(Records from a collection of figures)
---

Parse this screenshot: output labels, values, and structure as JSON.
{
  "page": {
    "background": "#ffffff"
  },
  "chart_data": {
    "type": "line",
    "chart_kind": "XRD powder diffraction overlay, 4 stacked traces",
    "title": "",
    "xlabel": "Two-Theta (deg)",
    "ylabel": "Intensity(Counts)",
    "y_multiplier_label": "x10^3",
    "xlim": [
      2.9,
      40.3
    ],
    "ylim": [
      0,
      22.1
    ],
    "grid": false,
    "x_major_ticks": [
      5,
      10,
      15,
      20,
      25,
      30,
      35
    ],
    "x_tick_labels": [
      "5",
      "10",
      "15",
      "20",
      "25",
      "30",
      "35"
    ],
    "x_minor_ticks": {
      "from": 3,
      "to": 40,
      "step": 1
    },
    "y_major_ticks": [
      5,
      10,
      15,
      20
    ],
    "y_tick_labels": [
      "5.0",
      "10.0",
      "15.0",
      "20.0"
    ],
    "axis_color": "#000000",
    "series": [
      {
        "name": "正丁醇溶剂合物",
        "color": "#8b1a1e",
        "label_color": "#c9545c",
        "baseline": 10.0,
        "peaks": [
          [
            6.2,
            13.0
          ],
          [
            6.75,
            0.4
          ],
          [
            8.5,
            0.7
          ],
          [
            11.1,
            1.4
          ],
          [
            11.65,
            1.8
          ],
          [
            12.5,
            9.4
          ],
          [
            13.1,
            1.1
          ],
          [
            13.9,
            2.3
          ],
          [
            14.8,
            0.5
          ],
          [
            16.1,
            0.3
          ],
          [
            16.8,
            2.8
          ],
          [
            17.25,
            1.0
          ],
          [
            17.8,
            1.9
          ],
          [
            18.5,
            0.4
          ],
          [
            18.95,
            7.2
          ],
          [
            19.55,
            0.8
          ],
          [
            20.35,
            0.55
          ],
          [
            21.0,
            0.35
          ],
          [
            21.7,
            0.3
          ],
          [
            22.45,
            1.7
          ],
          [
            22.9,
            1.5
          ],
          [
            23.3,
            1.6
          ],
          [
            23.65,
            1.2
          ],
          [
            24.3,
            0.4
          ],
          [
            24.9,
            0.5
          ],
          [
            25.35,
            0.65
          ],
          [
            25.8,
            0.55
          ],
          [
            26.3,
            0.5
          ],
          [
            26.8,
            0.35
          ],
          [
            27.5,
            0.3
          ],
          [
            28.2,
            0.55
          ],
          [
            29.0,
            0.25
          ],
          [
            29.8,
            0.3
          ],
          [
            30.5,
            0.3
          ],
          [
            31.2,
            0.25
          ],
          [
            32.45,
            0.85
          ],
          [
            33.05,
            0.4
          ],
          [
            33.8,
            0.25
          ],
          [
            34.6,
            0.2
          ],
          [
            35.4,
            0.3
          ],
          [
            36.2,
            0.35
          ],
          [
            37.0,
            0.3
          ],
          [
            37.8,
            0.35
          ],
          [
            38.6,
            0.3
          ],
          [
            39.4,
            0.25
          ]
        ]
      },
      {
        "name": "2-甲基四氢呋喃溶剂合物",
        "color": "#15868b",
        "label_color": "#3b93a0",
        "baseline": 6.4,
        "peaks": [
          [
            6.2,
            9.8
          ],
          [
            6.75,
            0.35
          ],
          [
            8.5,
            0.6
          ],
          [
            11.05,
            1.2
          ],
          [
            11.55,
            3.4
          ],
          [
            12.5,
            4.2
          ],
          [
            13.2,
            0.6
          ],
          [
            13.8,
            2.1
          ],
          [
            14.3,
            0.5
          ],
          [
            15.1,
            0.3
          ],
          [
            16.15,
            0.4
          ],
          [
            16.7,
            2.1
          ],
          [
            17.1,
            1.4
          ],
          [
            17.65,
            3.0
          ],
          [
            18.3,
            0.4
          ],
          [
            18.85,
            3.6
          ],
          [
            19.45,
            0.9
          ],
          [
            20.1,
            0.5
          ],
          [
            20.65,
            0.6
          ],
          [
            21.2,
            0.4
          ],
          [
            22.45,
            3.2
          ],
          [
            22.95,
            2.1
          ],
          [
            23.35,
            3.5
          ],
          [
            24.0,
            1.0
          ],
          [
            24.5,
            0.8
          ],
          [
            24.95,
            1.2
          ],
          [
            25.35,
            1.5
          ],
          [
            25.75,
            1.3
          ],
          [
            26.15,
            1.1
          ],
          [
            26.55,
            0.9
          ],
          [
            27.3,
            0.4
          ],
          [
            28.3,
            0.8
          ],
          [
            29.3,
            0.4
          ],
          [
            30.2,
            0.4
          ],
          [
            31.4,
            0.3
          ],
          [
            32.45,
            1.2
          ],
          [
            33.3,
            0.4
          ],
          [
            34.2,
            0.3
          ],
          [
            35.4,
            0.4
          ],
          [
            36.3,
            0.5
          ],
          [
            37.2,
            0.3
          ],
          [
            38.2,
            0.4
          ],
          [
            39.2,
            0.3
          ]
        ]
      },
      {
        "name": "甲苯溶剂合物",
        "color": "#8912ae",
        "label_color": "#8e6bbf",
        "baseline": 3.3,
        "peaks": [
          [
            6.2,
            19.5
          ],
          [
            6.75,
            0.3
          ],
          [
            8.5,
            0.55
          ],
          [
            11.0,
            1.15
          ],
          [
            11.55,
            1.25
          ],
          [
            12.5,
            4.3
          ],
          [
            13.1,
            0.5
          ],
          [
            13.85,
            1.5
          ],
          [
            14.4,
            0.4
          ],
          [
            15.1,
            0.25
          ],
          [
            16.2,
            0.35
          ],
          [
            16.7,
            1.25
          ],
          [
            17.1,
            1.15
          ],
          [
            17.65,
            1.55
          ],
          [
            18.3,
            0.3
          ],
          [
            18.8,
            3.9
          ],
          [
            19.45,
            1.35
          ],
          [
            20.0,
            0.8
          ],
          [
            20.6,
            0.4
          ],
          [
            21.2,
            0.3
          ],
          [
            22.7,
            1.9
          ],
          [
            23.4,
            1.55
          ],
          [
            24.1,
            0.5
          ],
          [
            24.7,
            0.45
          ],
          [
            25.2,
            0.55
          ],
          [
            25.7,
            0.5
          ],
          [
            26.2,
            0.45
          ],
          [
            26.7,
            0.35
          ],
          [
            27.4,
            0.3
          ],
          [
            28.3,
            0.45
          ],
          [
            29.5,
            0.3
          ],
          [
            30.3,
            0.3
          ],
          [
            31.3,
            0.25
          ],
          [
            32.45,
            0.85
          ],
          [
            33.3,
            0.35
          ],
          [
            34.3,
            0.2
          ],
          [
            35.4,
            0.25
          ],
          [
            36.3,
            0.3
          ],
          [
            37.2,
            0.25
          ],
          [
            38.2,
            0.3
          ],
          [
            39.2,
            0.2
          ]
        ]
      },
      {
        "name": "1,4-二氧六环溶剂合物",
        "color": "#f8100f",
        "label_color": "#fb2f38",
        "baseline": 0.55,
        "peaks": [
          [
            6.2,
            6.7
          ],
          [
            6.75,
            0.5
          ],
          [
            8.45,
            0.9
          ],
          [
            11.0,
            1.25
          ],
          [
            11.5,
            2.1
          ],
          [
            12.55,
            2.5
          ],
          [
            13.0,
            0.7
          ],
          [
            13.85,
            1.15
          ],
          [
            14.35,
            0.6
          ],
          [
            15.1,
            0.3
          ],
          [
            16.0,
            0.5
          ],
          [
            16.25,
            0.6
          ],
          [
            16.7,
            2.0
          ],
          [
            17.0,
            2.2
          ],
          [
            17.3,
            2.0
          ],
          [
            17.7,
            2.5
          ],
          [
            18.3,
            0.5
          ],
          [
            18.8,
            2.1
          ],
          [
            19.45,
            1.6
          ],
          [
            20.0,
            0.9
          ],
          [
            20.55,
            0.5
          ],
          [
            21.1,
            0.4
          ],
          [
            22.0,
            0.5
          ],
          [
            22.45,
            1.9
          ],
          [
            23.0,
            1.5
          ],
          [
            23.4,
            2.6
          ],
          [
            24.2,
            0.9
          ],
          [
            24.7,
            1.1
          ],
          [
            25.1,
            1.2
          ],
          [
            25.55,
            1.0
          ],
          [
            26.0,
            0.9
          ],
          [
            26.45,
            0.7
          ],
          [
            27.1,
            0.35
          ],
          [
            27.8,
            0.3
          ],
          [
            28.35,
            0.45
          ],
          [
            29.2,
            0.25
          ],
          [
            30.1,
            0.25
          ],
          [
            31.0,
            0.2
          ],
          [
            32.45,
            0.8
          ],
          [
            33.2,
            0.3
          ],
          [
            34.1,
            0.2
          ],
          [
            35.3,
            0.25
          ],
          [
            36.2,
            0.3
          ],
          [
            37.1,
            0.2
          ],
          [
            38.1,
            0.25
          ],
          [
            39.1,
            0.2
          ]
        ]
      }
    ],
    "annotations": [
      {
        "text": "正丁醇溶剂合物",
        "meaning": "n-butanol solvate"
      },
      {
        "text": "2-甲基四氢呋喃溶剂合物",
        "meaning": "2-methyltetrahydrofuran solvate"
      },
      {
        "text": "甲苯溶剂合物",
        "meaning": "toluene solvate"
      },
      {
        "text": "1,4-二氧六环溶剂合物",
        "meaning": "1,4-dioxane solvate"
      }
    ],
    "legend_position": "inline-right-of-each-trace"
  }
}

---

Short task: Where a line above contains the string "baseline", copy that line.

Worked answer:
        "baseline": 10.0,
        "baseline": 6.4,
        "baseline": 3.3,
        "baseline": 0.55,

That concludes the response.